Dataset items:
——————————

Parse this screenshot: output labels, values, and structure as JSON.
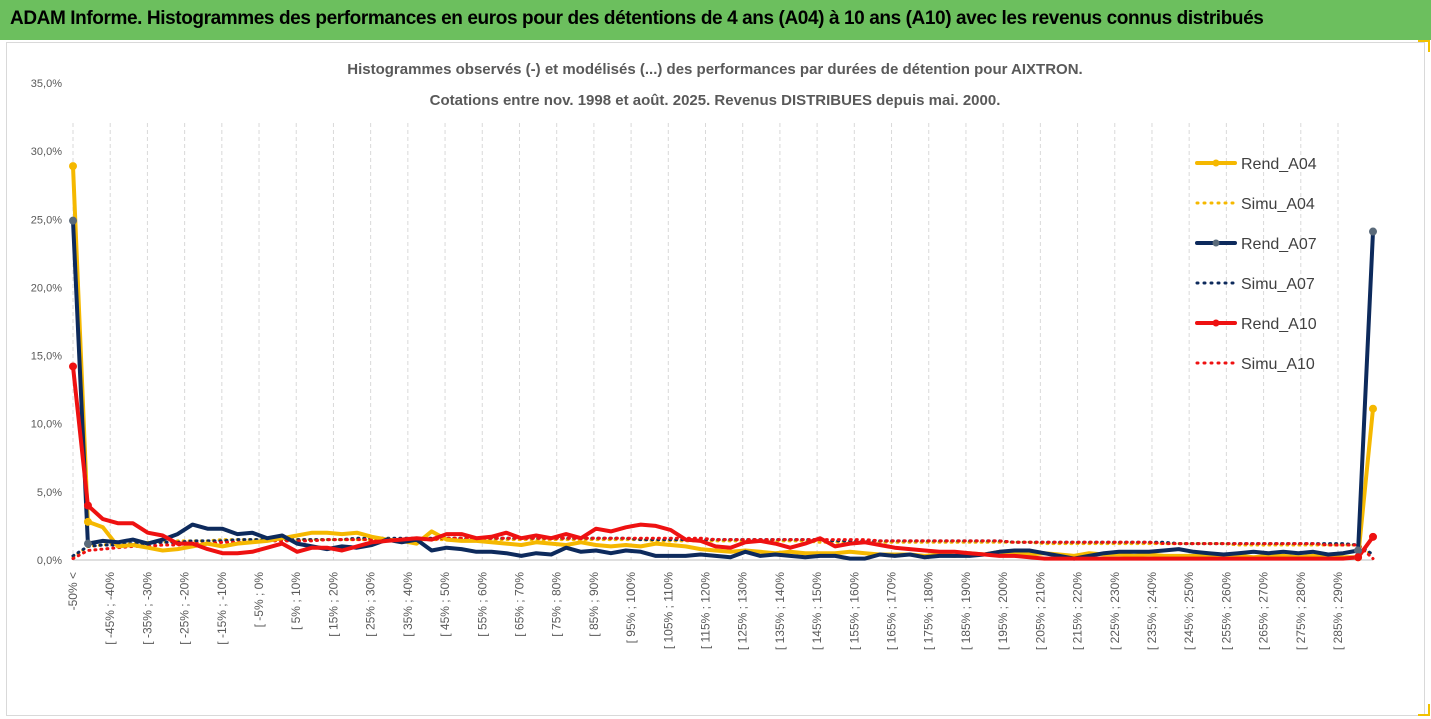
{
  "header": {
    "title": "ADAM Informe. Histogrammes des performances en euros pour des détentions de 4 ans (A04) à 10 ans (A10) avec les revenus connus distribués"
  },
  "chart_data": {
    "type": "line",
    "title": "Histogrammes observés (-) et modélisés (...) des performances par durées de détention pour AIXTRON.",
    "subtitle": "Cotations entre nov. 1998 et août. 2025. Revenus DISTRIBUES depuis mai. 2000.",
    "ylim": [
      0,
      35
    ],
    "yticks": [
      "0,0%",
      "5,0%",
      "10,0%",
      "15,0%",
      "20,0%",
      "25,0%",
      "30,0%",
      "35,0%"
    ],
    "xtick_labels": [
      "-50% <",
      "[ -45% ; -40%",
      "[ -35% ; -30%",
      "[ -25% ; -20%",
      "[ -15% ; -10%",
      "[ -5% ; 0%",
      "[ 5% ; 10%",
      "[ 15% ; 20%",
      "[ 25% ; 30%",
      "[ 35% ; 40%",
      "[ 45% ; 50%",
      "[ 55% ; 60%",
      "[ 65% ; 70%",
      "[ 75% ; 80%",
      "[ 85% ; 90%",
      "[ 95% ; 100%",
      "[ 105% ; 110%",
      "[ 115% ; 120%",
      "[ 125% ; 130%",
      "[ 135% ; 140%",
      "[ 145% ; 150%",
      "[ 155% ; 160%",
      "[ 165% ; 170%",
      "[ 175% ; 180%",
      "[ 185% ; 190%",
      "[ 195% ; 200%",
      "[ 205% ; 210%",
      "[ 215% ; 220%",
      "[ 225% ; 230%",
      "[ 235% ; 240%",
      "[ 245% ; 250%",
      "[ 255% ; 260%",
      "[ 265% ; 270%",
      "[ 275% ; 280%",
      "[ 285% ; 290%"
    ],
    "legend_position": "right",
    "grid": "vertical dashed",
    "series": [
      {
        "name": "Rend_A04",
        "style": "solid",
        "color": "#f5b800",
        "markers": true,
        "values": [
          28.9,
          2.8,
          2.4,
          1.0,
          1.1,
          0.9,
          0.7,
          0.8,
          1.0,
          1.2,
          1.0,
          1.2,
          1.3,
          1.4,
          1.6,
          1.8,
          2.0,
          2.0,
          1.9,
          2.0,
          1.7,
          1.5,
          1.4,
          1.2,
          2.1,
          1.5,
          1.4,
          1.4,
          1.3,
          1.2,
          1.1,
          1.3,
          1.2,
          1.1,
          1.3,
          1.1,
          1.0,
          1.1,
          1.0,
          1.2,
          1.1,
          1.0,
          0.8,
          0.7,
          0.6,
          0.7,
          0.6,
          0.5,
          0.6,
          0.5,
          0.5,
          0.5,
          0.6,
          0.5,
          0.4,
          0.4,
          0.4,
          0.3,
          0.4,
          0.3,
          0.5,
          0.4,
          0.6,
          0.5,
          0.4,
          0.5,
          0.4,
          0.3,
          0.5,
          0.4,
          0.4,
          0.3,
          0.4,
          0.3,
          0.3,
          0.3,
          0.3,
          0.3,
          0.3,
          0.2,
          0.3,
          0.3,
          0.2,
          0.3,
          0.2,
          0.2,
          0.2,
          11.1
        ]
      },
      {
        "name": "Simu_A04",
        "style": "dotted",
        "color": "#f5b800",
        "markers": false,
        "values": [
          0.2,
          1.0,
          1.1,
          1.2,
          1.2,
          1.3,
          1.3,
          1.4,
          1.4,
          1.4,
          1.5,
          1.5,
          1.5,
          1.5,
          1.5,
          1.5,
          1.5,
          1.5,
          1.5,
          1.5,
          1.5,
          1.5,
          1.5,
          1.5,
          1.5,
          1.5,
          1.5,
          1.5,
          1.5,
          1.5,
          1.5,
          1.5,
          1.5,
          1.5,
          1.5,
          1.5,
          1.5,
          1.5,
          1.5,
          1.4,
          1.4,
          1.4,
          1.4,
          1.4,
          1.4,
          1.4,
          1.4,
          1.4,
          1.4,
          1.4,
          1.3,
          1.3,
          1.3,
          1.3,
          1.3,
          1.3,
          1.3,
          1.3,
          1.3,
          1.3,
          1.3,
          1.3,
          1.3,
          1.3,
          1.3,
          1.2,
          1.2,
          1.2,
          1.2,
          1.2,
          1.2,
          1.2,
          1.2,
          1.2,
          1.2,
          1.2,
          1.2,
          1.2,
          1.1,
          1.1,
          1.1,
          1.1,
          1.1,
          1.1,
          1.1,
          1.1,
          1.1,
          0.3
        ]
      },
      {
        "name": "Rend_A07",
        "style": "solid",
        "color": "#0d2a5c",
        "markers": true,
        "values": [
          24.9,
          1.2,
          1.4,
          1.3,
          1.5,
          1.2,
          1.5,
          1.9,
          2.6,
          2.3,
          2.3,
          1.9,
          2.0,
          1.6,
          1.8,
          1.2,
          1.0,
          0.8,
          1.0,
          0.9,
          1.1,
          1.5,
          1.3,
          1.5,
          0.7,
          0.9,
          0.8,
          0.6,
          0.6,
          0.5,
          0.3,
          0.5,
          0.4,
          0.9,
          0.6,
          0.7,
          0.5,
          0.7,
          0.6,
          0.3,
          0.3,
          0.3,
          0.4,
          0.3,
          0.2,
          0.6,
          0.3,
          0.4,
          0.3,
          0.2,
          0.3,
          0.3,
          0.1,
          0.1,
          0.4,
          0.3,
          0.4,
          0.2,
          0.3,
          0.3,
          0.3,
          0.4,
          0.6,
          0.7,
          0.7,
          0.5,
          0.3,
          0.1,
          0.3,
          0.5,
          0.6,
          0.6,
          0.6,
          0.7,
          0.8,
          0.6,
          0.5,
          0.4,
          0.5,
          0.6,
          0.5,
          0.6,
          0.5,
          0.6,
          0.4,
          0.5,
          0.7,
          24.1
        ]
      },
      {
        "name": "Simu_A07",
        "style": "dotted",
        "color": "#0d2a5c",
        "markers": false,
        "values": [
          0.3,
          1.0,
          1.1,
          1.1,
          1.2,
          1.2,
          1.3,
          1.3,
          1.4,
          1.4,
          1.4,
          1.5,
          1.5,
          1.5,
          1.5,
          1.5,
          1.5,
          1.5,
          1.5,
          1.6,
          1.6,
          1.6,
          1.6,
          1.6,
          1.6,
          1.6,
          1.6,
          1.6,
          1.6,
          1.6,
          1.6,
          1.6,
          1.6,
          1.6,
          1.6,
          1.6,
          1.6,
          1.6,
          1.5,
          1.5,
          1.5,
          1.5,
          1.5,
          1.5,
          1.5,
          1.5,
          1.5,
          1.5,
          1.5,
          1.5,
          1.5,
          1.4,
          1.4,
          1.4,
          1.4,
          1.4,
          1.4,
          1.4,
          1.4,
          1.4,
          1.4,
          1.4,
          1.4,
          1.3,
          1.3,
          1.3,
          1.3,
          1.3,
          1.3,
          1.3,
          1.3,
          1.3,
          1.3,
          1.3,
          1.2,
          1.2,
          1.2,
          1.2,
          1.2,
          1.2,
          1.2,
          1.2,
          1.2,
          1.2,
          1.2,
          1.2,
          1.1,
          0.4
        ]
      },
      {
        "name": "Rend_A10",
        "style": "solid",
        "color": "#ee1111",
        "markers": true,
        "values": [
          14.2,
          4.0,
          3.0,
          2.7,
          2.7,
          2.0,
          1.8,
          1.2,
          1.2,
          0.8,
          0.5,
          0.5,
          0.6,
          0.9,
          1.2,
          0.6,
          0.9,
          0.9,
          0.7,
          1.0,
          1.3,
          1.4,
          1.5,
          1.6,
          1.5,
          1.9,
          1.9,
          1.6,
          1.7,
          2.0,
          1.6,
          1.8,
          1.6,
          1.9,
          1.6,
          2.3,
          2.1,
          2.4,
          2.6,
          2.5,
          2.2,
          1.5,
          1.4,
          1.0,
          0.9,
          1.3,
          1.4,
          1.2,
          0.9,
          1.2,
          1.6,
          1.0,
          1.2,
          1.3,
          1.1,
          0.9,
          0.8,
          0.7,
          0.6,
          0.6,
          0.5,
          0.4,
          0.3,
          0.3,
          0.2,
          0.1,
          0.1,
          0.1,
          0.1,
          0.1,
          0.1,
          0.1,
          0.1,
          0.1,
          0.1,
          0.1,
          0.1,
          0.1,
          0.1,
          0.1,
          0.1,
          0.1,
          0.1,
          0.1,
          0.1,
          0.1,
          0.2,
          1.7
        ]
      },
      {
        "name": "Simu_A10",
        "style": "dotted",
        "color": "#ee1111",
        "markers": false,
        "values": [
          0.1,
          0.7,
          0.8,
          0.9,
          1.0,
          1.0,
          1.1,
          1.1,
          1.2,
          1.2,
          1.3,
          1.3,
          1.3,
          1.4,
          1.4,
          1.4,
          1.4,
          1.5,
          1.5,
          1.5,
          1.5,
          1.5,
          1.5,
          1.5,
          1.5,
          1.6,
          1.6,
          1.6,
          1.6,
          1.6,
          1.6,
          1.6,
          1.6,
          1.6,
          1.6,
          1.6,
          1.6,
          1.6,
          1.6,
          1.6,
          1.6,
          1.6,
          1.6,
          1.5,
          1.5,
          1.5,
          1.5,
          1.5,
          1.5,
          1.5,
          1.5,
          1.5,
          1.5,
          1.5,
          1.4,
          1.4,
          1.4,
          1.4,
          1.4,
          1.4,
          1.4,
          1.4,
          1.4,
          1.3,
          1.3,
          1.3,
          1.3,
          1.3,
          1.3,
          1.3,
          1.3,
          1.3,
          1.3,
          1.2,
          1.2,
          1.2,
          1.2,
          1.2,
          1.2,
          1.2,
          1.2,
          1.2,
          1.2,
          1.2,
          1.1,
          1.1,
          1.1,
          0.1
        ]
      }
    ]
  }
}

——————————

■ Requirement
Which lines contain the word "Histogrammes"? Copy each of them.

■ Problem solution
    "title": "ADAM Informe. Histogrammes des performances en euros pour des détentions de 4 ans (A04) à 10 ans (A10) avec les revenus connus distribués"
    "title": "Histogrammes observés (-) et modélisés (...) des performances par durées de détention pour AIXTRON.",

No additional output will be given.